» **WHAT THE EXERCISE ASKS**:
Pick every line from the data that holds the word "roast".

Extracted data entries
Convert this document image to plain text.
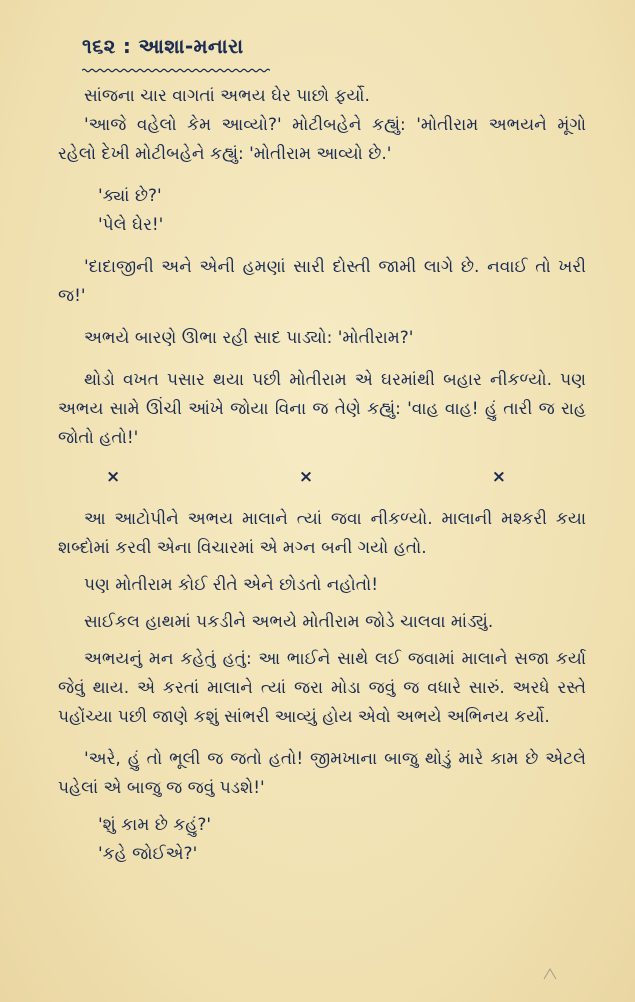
૧૬૨ : આશા-મનારા

સાંજના ચાર વાગતાં અભય ઘેર પાછો ફર્યો.

'આજે વહેલો કેમ આવ્યો?' મોટીબહેને કહ્યું: 'મોતીરામ અભયને મૂંગો રહેલો દેખી મોટીબહેને કહ્યું: 'મોતીરામ આવ્યો છે.'

'ક્યાં છે?'

'પેલે ઘેર!'

'દાદાજીની અને એની હમણાં સારી દોસ્તી જામી લાગે છે. નવાઈ તો ખરી જ!'

અભયે બારણે ઊભા રહી સાદ પાડ્યો: 'મોતીરામ?'

થોડો વખત પસાર થયા પછી મોતીરામ એ ઘરમાંથી બહાર નીકળ્યો. પણ અભય સામે ઊંચી આંખે જોયા વિના જ તેણે કહ્યું: 'વાહ વાહ! હું તારી જ રાહ જોતો હતો!'

×	×	×

આ આટોપીને અભય માલાને ત્યાં જવા નીકળ્યો. માલાની મશ્કરી કયા શબ્દોમાં કરવી એના વિચારમાં એ મગ્ન બની ગયો હતો.

પણ મોતીરામ કોઈ રીતે એને છોડતો નહોતો!

સાઈકલ હાથમાં પકડીને અભયે મોતીરામ જોડે ચાલવા માંડ્યું.

અભયનું મન કહેતું હતું: આ ભાઈને સાથે લઈ જવામાં માલાને સજા કર્યા જેવું થાય. એ કરતાં માલાને ત્યાં જરા મોડા જવું જ વધારે સારું. અરધે રસ્તે પહોંચ્યા પછી જાણે કશું સાંભરી આવ્યું હોય એવો અભયે અભિનય કર્યો.

'અરે, હું તો ભૂલી જ જતો હતો! જીમખાના બાજુ થોડું મારે કામ છે એટલે પહેલાં એ બાજુ જ જવું પડશે!'

'શું કામ છે કહું?'

'કહે જોઈએ?'
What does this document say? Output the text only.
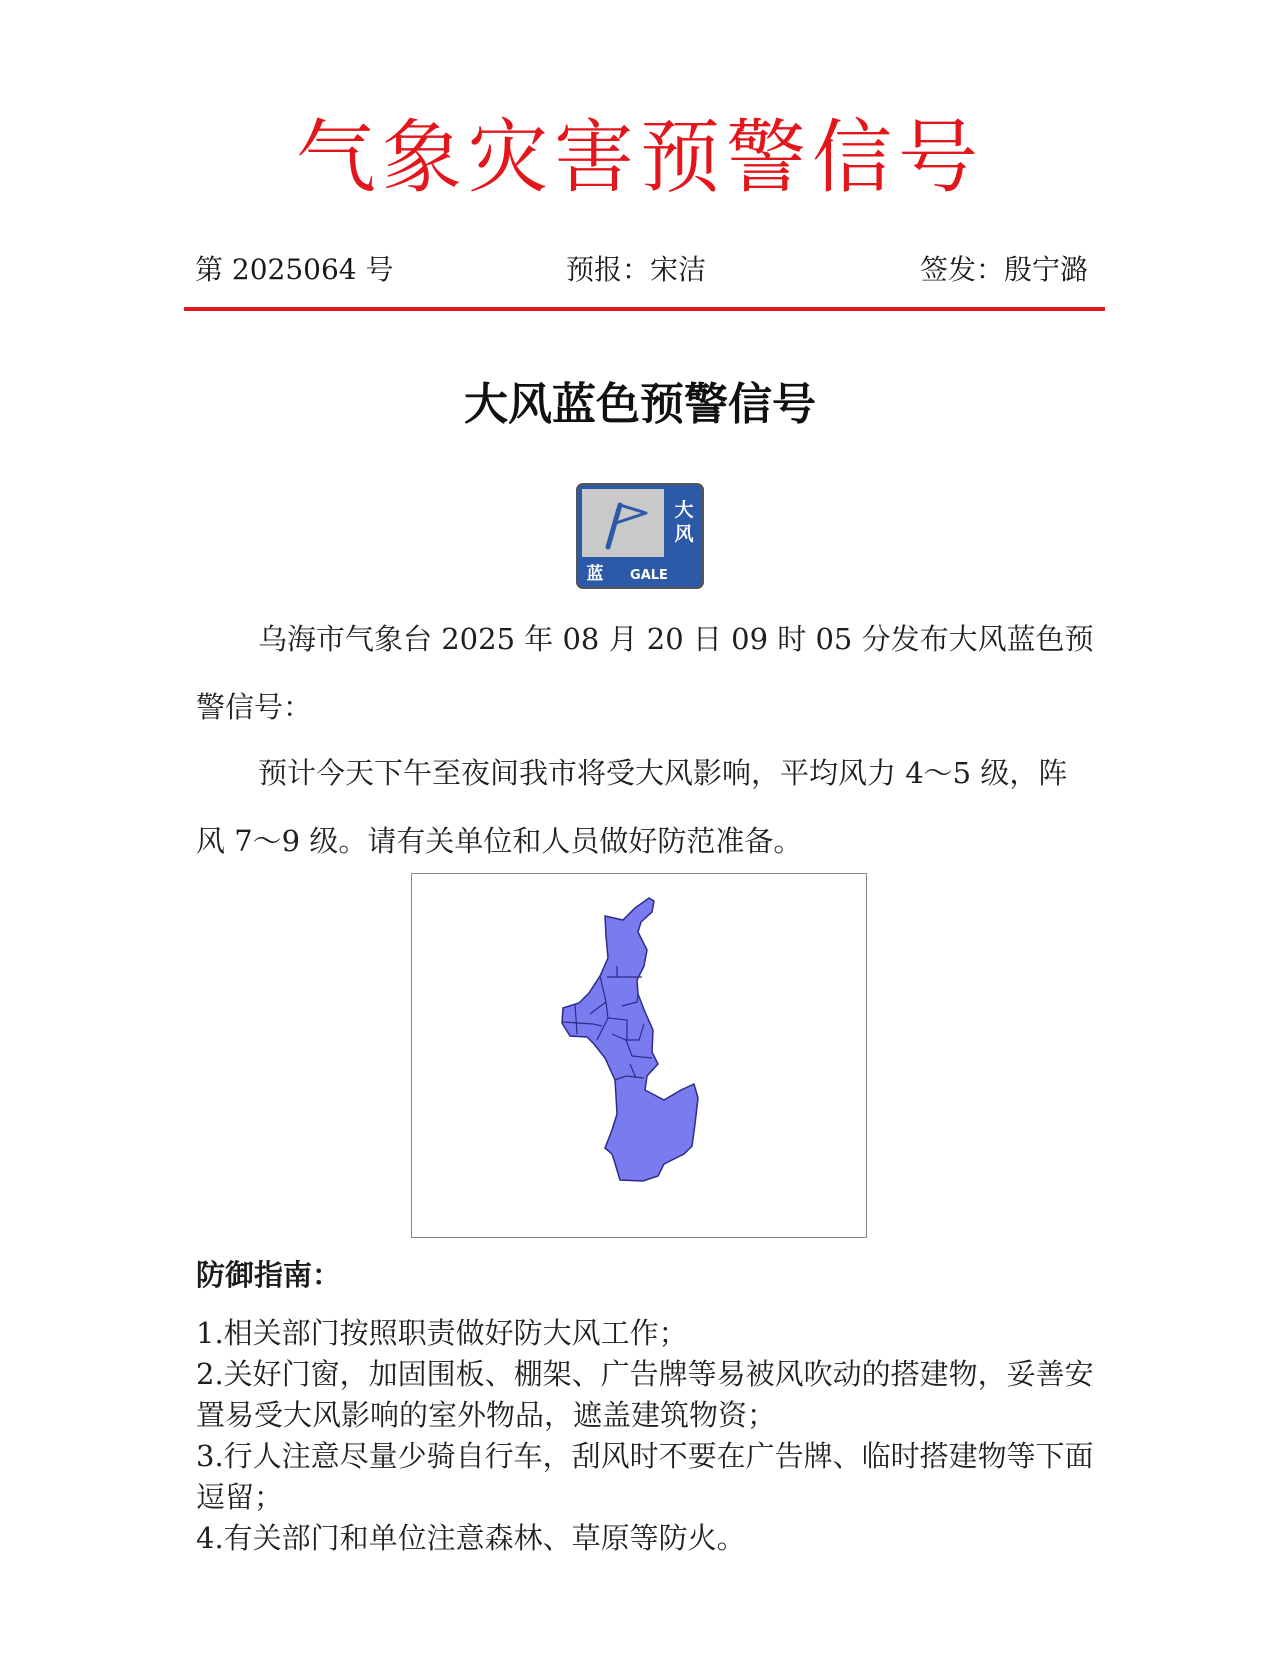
气象灾害预警信号
第 2025064 号	预报：宋洁	签发：殷宁潞
大风蓝色预警信号
蓝 GALE
大
风

乌海市气象台 2025 年 08 月 20 日 09 时 05 分发布大风蓝色预警信号：

预计今天下午至夜间我市将受大风影响，平均风力 4～5 级，阵风 7～9 级。请有关单位和人员做好防范准备。

防御指南：
1.相关部门按照职责做好防大风工作；
2.关好门窗，加固围板、棚架、广告牌等易被风吹动的搭建物，妥善安置易受大风影响的室外物品，遮盖建筑物资；
3.行人注意尽量少骑自行车，刮风时不要在广告牌、临时搭建物等下面逗留；
4.有关部门和单位注意森林、草原等防火。
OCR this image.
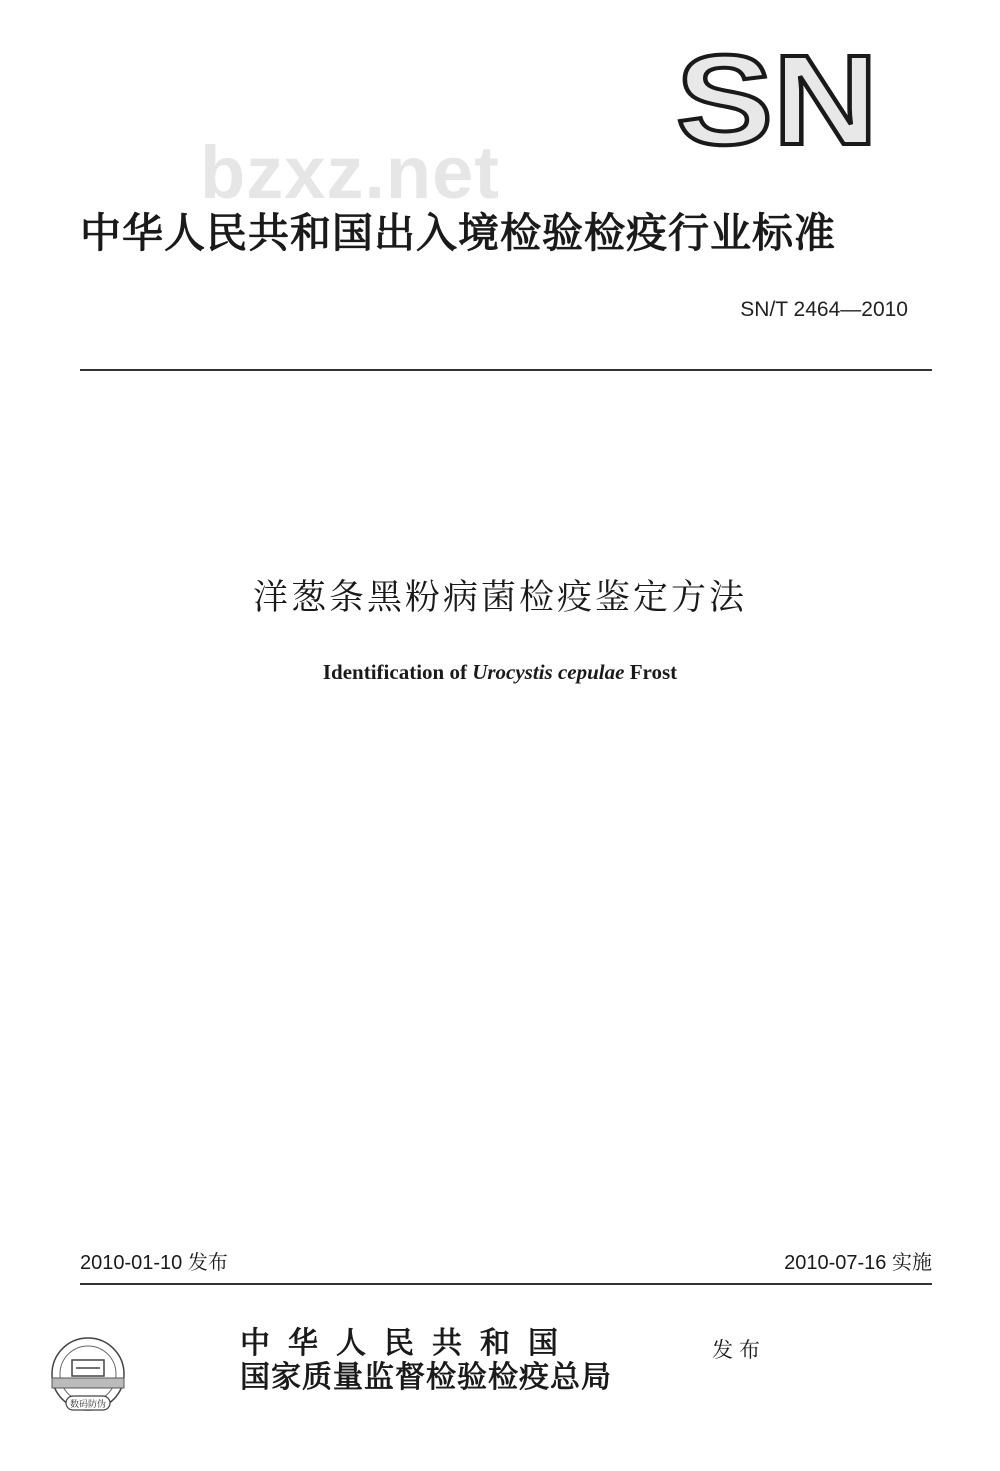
SN
bzxz.net
中华人民共和国出入境检验检疫行业标准
SN/T 2464—2010
洋葱条黑粉病菌检疫鉴定方法
Identification of Urocystis cepulae Frost
2010-01-10 发布	2010-07-16 实施
数码防伪
中华人民共和国
国家质量监督检验检疫总局
发布
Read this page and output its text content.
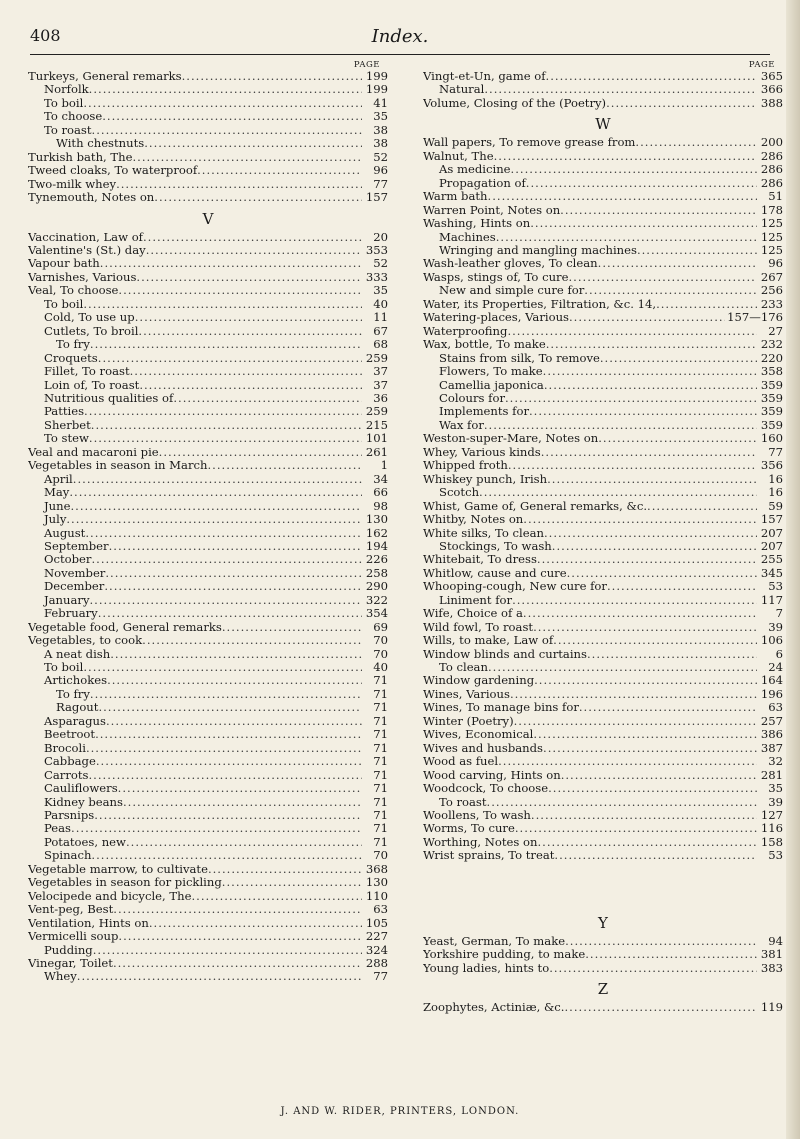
408	Index.
PAGE
Turkeys, General remarks .....	199
Norfolk .....	199
To boil .....	41
To choose .....	35
To roast .....	38
With chestnuts .....	38
Turkish bath, The .....	52
Tweed cloaks, To waterproof .....	96
Two-milk whey .....	77
Tynemouth, Notes on .....	157
V
Vaccination, Law of .....	20
Valentine's (St.) day .....	353
Vapour bath .....	52
Varnishes, Various .....	333
Veal, To choose .....	35
To boil .....	40
Cold, To use up .....	11
Cutlets, To broil .....	67
To fry .....	68
Croquets .....	259
Fillet, To roast .....	37
Loin of, To roast .....	37
Nutritious qualities of .....	36
Patties .....	259
Sherbet .....	215
To stew .....	101
Veal and macaroni pie .....	261
Vegetables in season in March .....	1
April .....	34
May .....	66
June .....	98
July .....	130
August .....	162
September .....	194
October .....	226
November .....	258
December .....	290
January .....	322
February .....	354
Vegetable food, General remarks .....	69
Vegetables, to cook .....	70
A neat dish .....	70
To boil .....	40
Artichokes .....	71
To fry .....	71
Ragout .....	71
Asparagus .....	71
Beetroot .....	71
Brocoli .....	71
Cabbage .....	71
Carrots .....	71
Cauliflowers .....	71
Kidney beans .....	71
Parsnips .....	71
Peas .....	71
Potatoes, new .....	71
Spinach .....	70
Vegetable marrow, to cultivate .....	368
Vegetables in season for pickling .....	130
Velocipede and bicycle, The .....	110
Vent-peg, Best .....	63
Ventilation, Hints on .....	105
Vermicelli soup .....	227
Pudding .....	324
Vinegar, Toilet .....	288
Whey .....	77
PAGE
Vingt-et-Un, game of .....	365
Natural .....	366
Volume, Closing of the (Poetry) .....	388
W
Wall papers, To remove grease from .....	200
Walnut, The .....	286
As medicine .....	286
Propagation of .....	286
Warm bath .....	51
Warren Point, Notes on .....	178
Washing, Hints on .....	125
Machines .....	125
Wringing and mangling machines .....	125
Wash-leather gloves, To clean .....	96
Wasps, stings of, To cure .....	267
New and simple cure for .....	256
Water, its Properties, Filtration, &c. 14, .....	233
Watering-places, Various .....	157—176
Waterproofing .....	27
Wax, bottle, To make .....	232
Stains from silk, To remove .....	220
Flowers, To make .....	358
Camellia japonica .....	359
Colours for .....	359
Implements for .....	359
Wax for .....	359
Weston-super-Mare, Notes on .....	160
Whey, Various kinds .....	77
Whipped froth .....	356
Whiskey punch, Irish .....	16
Scotch .....	16
Whist, Game of, General remarks, &c. .....	59
Whitby, Notes on .....	157
White silks, To clean .....	207
Stockings, To wash .....	207
Whitebait, To dress .....	255
Whitlow, cause and cure .....	345
Whooping-cough, New cure for .....	53
Liniment for .....	117
Wife, Choice of a .....	7
Wild fowl, To roast .....	39
Wills, to make, Law of .....	106
Window blinds and curtains .....	6
To clean .....	24
Window gardening .....	164
Wines, Various .....	196
Wines, To manage bins for .....	63
Winter (Poetry) .....	257
Wives, Economical .....	386
Wives and husbands .....	387
Wood as fuel .....	32
Wood carving, Hints on .....	281
Woodcock, To choose .....	35
To roast .....	39
Woollens, To wash .....	127
Worms, To cure .....	116
Worthing, Notes on .....	158
Wrist sprains, To treat .....	53
Y
Yeast, German, To make .....	94
Yorkshire pudding, to make .....	381
Young ladies, hints to .....	383
Z
Zoophytes, Actiniæ, &c. .....	119
J. AND W. RIDER, PRINTERS, LONDON.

» **EXPECTED ANSWER**:
To roast .....	38
Fillet, To roast .....	37
Loin of, To roast .....	37
Wild fowl, To roast .....	39
To roast .....	39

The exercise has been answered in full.